[Start]
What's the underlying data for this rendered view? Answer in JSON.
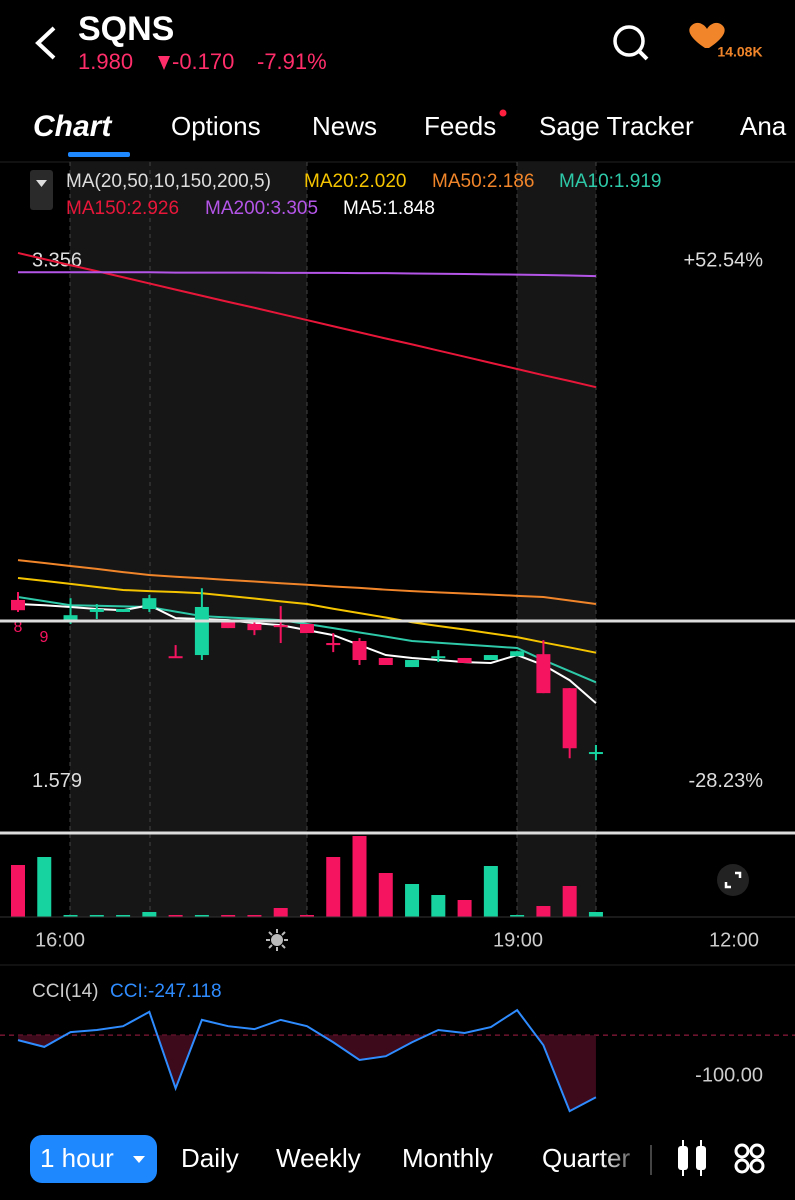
{
  "header": {
    "symbol": "SQNS",
    "price": "1.980",
    "change": "-0.170",
    "change_pct": "-7.91%",
    "followers": "14.08K"
  },
  "tabs": [
    "Chart",
    "Options",
    "News",
    "Feeds",
    "Sage Tracker",
    "Ana"
  ],
  "chart": {
    "indicator": "MA(20,50,10,150,200,5)",
    "ylim": [
      1.415,
      3.476
    ],
    "yticks": [
      3.356,
      1.579
    ],
    "right_labels": [
      "+52.54%",
      "-28.23%"
    ],
    "ma": [
      {
        "label": "MA20:2.020",
        "color": "#f5c400",
        "values": [
          2.275,
          2.265,
          2.255,
          2.244,
          2.234,
          2.23,
          2.227,
          2.223,
          2.214,
          2.205,
          2.195,
          2.186,
          2.17,
          2.155,
          2.14,
          2.124,
          2.111,
          2.099,
          2.086,
          2.073,
          2.055,
          2.038,
          2.02
        ]
      },
      {
        "label": "MA50:2.186",
        "color": "#f0852a",
        "values": [
          2.336,
          2.326,
          2.316,
          2.306,
          2.295,
          2.285,
          2.279,
          2.274,
          2.268,
          2.263,
          2.257,
          2.252,
          2.246,
          2.241,
          2.235,
          2.23,
          2.226,
          2.222,
          2.218,
          2.214,
          2.21,
          2.198,
          2.186
        ]
      },
      {
        "label": "MA10:1.919",
        "color": "#2ec9a8",
        "values": [
          2.21,
          2.196,
          2.182,
          2.18,
          2.178,
          2.176,
          2.16,
          2.145,
          2.14,
          2.136,
          2.131,
          2.118,
          2.104,
          2.089,
          2.075,
          2.06,
          2.054,
          2.048,
          2.042,
          2.036,
          1.995,
          1.957,
          1.919
        ]
      },
      {
        "label": "MA150:2.926",
        "color": "#e8173a",
        "values": [
          3.384,
          3.363,
          3.342,
          3.322,
          3.301,
          3.28,
          3.259,
          3.238,
          3.217,
          3.197,
          3.176,
          3.155,
          3.134,
          3.113,
          3.092,
          3.072,
          3.051,
          3.03,
          3.009,
          2.988,
          2.967,
          2.947,
          2.926
        ]
      },
      {
        "label": "MA200:3.305",
        "color": "#b455e8",
        "values": [
          3.318,
          3.318,
          3.318,
          3.318,
          3.318,
          3.318,
          3.317,
          3.317,
          3.317,
          3.317,
          3.316,
          3.316,
          3.316,
          3.315,
          3.315,
          3.314,
          3.313,
          3.312,
          3.311,
          3.31,
          3.309,
          3.307,
          3.305
        ]
      },
      {
        "label": "MA5:1.848",
        "color": "#ffffff",
        "values": [
          2.186,
          2.182,
          2.176,
          2.169,
          2.165,
          2.182,
          2.138,
          2.135,
          2.131,
          2.121,
          2.114,
          2.097,
          2.08,
          2.046,
          2.012,
          2.002,
          1.995,
          1.988,
          1.985,
          2.012,
          1.978,
          1.926,
          1.848
        ]
      }
    ],
    "candles": [
      [
        2.2,
        2.227,
        2.159,
        2.165
      ],
      null,
      [
        2.128,
        2.206,
        2.118,
        2.148
      ],
      [
        2.159,
        2.186,
        2.135,
        2.169
      ],
      [
        2.159,
        2.169,
        2.159,
        2.169
      ],
      [
        2.169,
        2.217,
        2.159,
        2.206
      ],
      [
        2.008,
        2.046,
        2.002,
        2.002
      ],
      [
        2.012,
        2.24,
        1.995,
        2.176
      ],
      [
        2.128,
        2.128,
        2.104,
        2.104
      ],
      [
        2.118,
        2.131,
        2.08,
        2.097
      ],
      [
        2.114,
        2.179,
        2.053,
        2.112
      ],
      [
        2.118,
        2.118,
        2.087,
        2.087
      ],
      [
        2.053,
        2.087,
        2.022,
        2.046
      ],
      [
        2.06,
        2.07,
        1.978,
        1.995
      ],
      [
        2.002,
        2.002,
        1.978,
        1.978
      ],
      [
        1.971,
        1.995,
        1.971,
        1.995
      ],
      [
        2.005,
        2.029,
        1.988,
        2.008
      ],
      [
        2.002,
        2.002,
        1.985,
        1.985
      ],
      [
        1.995,
        2.012,
        1.995,
        2.012
      ],
      [
        2.008,
        2.025,
        2.008,
        2.025
      ],
      [
        2.015,
        2.063,
        1.882,
        1.882
      ],
      [
        1.899,
        1.899,
        1.66,
        1.694
      ],
      [
        1.681,
        1.705,
        1.653,
        1.681
      ]
    ],
    "markers": [
      "8",
      "9"
    ],
    "volume": [
      52,
      60,
      2,
      2,
      2,
      5,
      2,
      2,
      2,
      2,
      9,
      2,
      60,
      81,
      44,
      33,
      22,
      17,
      51,
      2,
      11,
      31,
      5
    ],
    "time_labels": [
      "16:00",
      "19:00",
      "12:00"
    ],
    "cci": {
      "title": "CCI(14)",
      "label": "CCI:-247.118",
      "ylim": [
        -301,
        54
      ],
      "yticks": [
        {
          "value": -100,
          "label": "-100.00"
        }
      ],
      "values": [
        -112,
        -128,
        -93,
        -88,
        -79,
        -45,
        -226,
        -64,
        -79,
        -86,
        -64,
        -79,
        -117,
        -159,
        -150,
        -117,
        -88,
        -95,
        -81,
        -41,
        -124,
        -280,
        -247.118
      ]
    }
  },
  "bottom": {
    "selected": "1 hour",
    "options": [
      "Daily",
      "Weekly",
      "Monthly",
      "Quarter"
    ]
  }
}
[End]
• Exercise details:
Omit each picture, then return all of the listing exactly as it stands.

• Right answer:
What's the underlying data for this rendered view? Answer in JSON.
{
  "header": {
    "symbol": "SQNS",
    "price": "1.980",
    "change": "-0.170",
    "change_pct": "-7.91%",
    "followers": "14.08K"
  },
  "tabs": [
    "Chart",
    "Options",
    "News",
    "Feeds",
    "Sage Tracker",
    "Ana"
  ],
  "chart": {
    "indicator": "MA(20,50,10,150,200,5)",
    "ylim": [
      1.415,
      3.476
    ],
    "yticks": [
      3.356,
      1.579
    ],
    "right_labels": [
      "+52.54%",
      "-28.23%"
    ],
    "ma": [
      {
        "label": "MA20:2.020",
        "color": "#f5c400",
        "values": [
          2.275,
          2.265,
          2.255,
          2.244,
          2.234,
          2.23,
          2.227,
          2.223,
          2.214,
          2.205,
          2.195,
          2.186,
          2.17,
          2.155,
          2.14,
          2.124,
          2.111,
          2.099,
          2.086,
          2.073,
          2.055,
          2.038,
          2.02
        ]
      },
      {
        "label": "MA50:2.186",
        "color": "#f0852a",
        "values": [
          2.336,
          2.326,
          2.316,
          2.306,
          2.295,
          2.285,
          2.279,
          2.274,
          2.268,
          2.263,
          2.257,
          2.252,
          2.246,
          2.241,
          2.235,
          2.23,
          2.226,
          2.222,
          2.218,
          2.214,
          2.21,
          2.198,
          2.186
        ]
      },
      {
        "label": "MA10:1.919",
        "color": "#2ec9a8",
        "values": [
          2.21,
          2.196,
          2.182,
          2.18,
          2.178,
          2.176,
          2.16,
          2.145,
          2.14,
          2.136,
          2.131,
          2.118,
          2.104,
          2.089,
          2.075,
          2.06,
          2.054,
          2.048,
          2.042,
          2.036,
          1.995,
          1.957,
          1.919
        ]
      },
      {
        "label": "MA150:2.926",
        "color": "#e8173a",
        "values": [
          3.384,
          3.363,
          3.342,
          3.322,
          3.301,
          3.28,
          3.259,
          3.238,
          3.217,
          3.197,
          3.176,
          3.155,
          3.134,
          3.113,
          3.092,
          3.072,
          3.051,
          3.03,
          3.009,
          2.988,
          2.967,
          2.947,
          2.926
        ]
      },
      {
        "label": "MA200:3.305",
        "color": "#b455e8",
        "values": [
          3.318,
          3.318,
          3.318,
          3.318,
          3.318,
          3.318,
          3.317,
          3.317,
          3.317,
          3.317,
          3.316,
          3.316,
          3.316,
          3.315,
          3.315,
          3.314,
          3.313,
          3.312,
          3.311,
          3.31,
          3.309,
          3.307,
          3.305
        ]
      },
      {
        "label": "MA5:1.848",
        "color": "#ffffff",
        "values": [
          2.186,
          2.182,
          2.176,
          2.169,
          2.165,
          2.182,
          2.138,
          2.135,
          2.131,
          2.121,
          2.114,
          2.097,
          2.08,
          2.046,
          2.012,
          2.002,
          1.995,
          1.988,
          1.985,
          2.012,
          1.978,
          1.926,
          1.848
        ]
      }
    ],
    "candles": [
      [
        2.2,
        2.227,
        2.159,
        2.165
      ],
      null,
      [
        2.128,
        2.206,
        2.118,
        2.148
      ],
      [
        2.159,
        2.186,
        2.135,
        2.169
      ],
      [
        2.159,
        2.169,
        2.159,
        2.169
      ],
      [
        2.169,
        2.217,
        2.159,
        2.206
      ],
      [
        2.008,
        2.046,
        2.002,
        2.002
      ],
      [
        2.012,
        2.24,
        1.995,
        2.176
      ],
      [
        2.128,
        2.128,
        2.104,
        2.104
      ],
      [
        2.118,
        2.131,
        2.08,
        2.097
      ],
      [
        2.114,
        2.179,
        2.053,
        2.112
      ],
      [
        2.118,
        2.118,
        2.087,
        2.087
      ],
      [
        2.053,
        2.087,
        2.022,
        2.046
      ],
      [
        2.06,
        2.07,
        1.978,
        1.995
      ],
      [
        2.002,
        2.002,
        1.978,
        1.978
      ],
      [
        1.971,
        1.995,
        1.971,
        1.995
      ],
      [
        2.005,
        2.029,
        1.988,
        2.008
      ],
      [
        2.002,
        2.002,
        1.985,
        1.985
      ],
      [
        1.995,
        2.012,
        1.995,
        2.012
      ],
      [
        2.008,
        2.025,
        2.008,
        2.025
      ],
      [
        2.015,
        2.063,
        1.882,
        1.882
      ],
      [
        1.899,
        1.899,
        1.66,
        1.694
      ],
      [
        1.681,
        1.705,
        1.653,
        1.681
      ]
    ],
    "markers": [
      "8",
      "9"
    ],
    "volume": [
      52,
      60,
      2,
      2,
      2,
      5,
      2,
      2,
      2,
      2,
      9,
      2,
      60,
      81,
      44,
      33,
      22,
      17,
      51,
      2,
      11,
      31,
      5
    ],
    "time_labels": [
      "16:00",
      "19:00",
      "12:00"
    ],
    "cci": {
      "title": "CCI(14)",
      "label": "CCI:-247.118",
      "ylim": [
        -301,
        54
      ],
      "yticks": [
        {
          "value": -100,
          "label": "-100.00"
        }
      ],
      "values": [
        -112,
        -128,
        -93,
        -88,
        -79,
        -45,
        -226,
        -64,
        -79,
        -86,
        -64,
        -79,
        -117,
        -159,
        -150,
        -117,
        -88,
        -95,
        -81,
        -41,
        -124,
        -280,
        -247.118
      ]
    }
  },
  "bottom": {
    "selected": "1 hour",
    "options": [
      "Daily",
      "Weekly",
      "Monthly",
      "Quarter"
    ]
  }
}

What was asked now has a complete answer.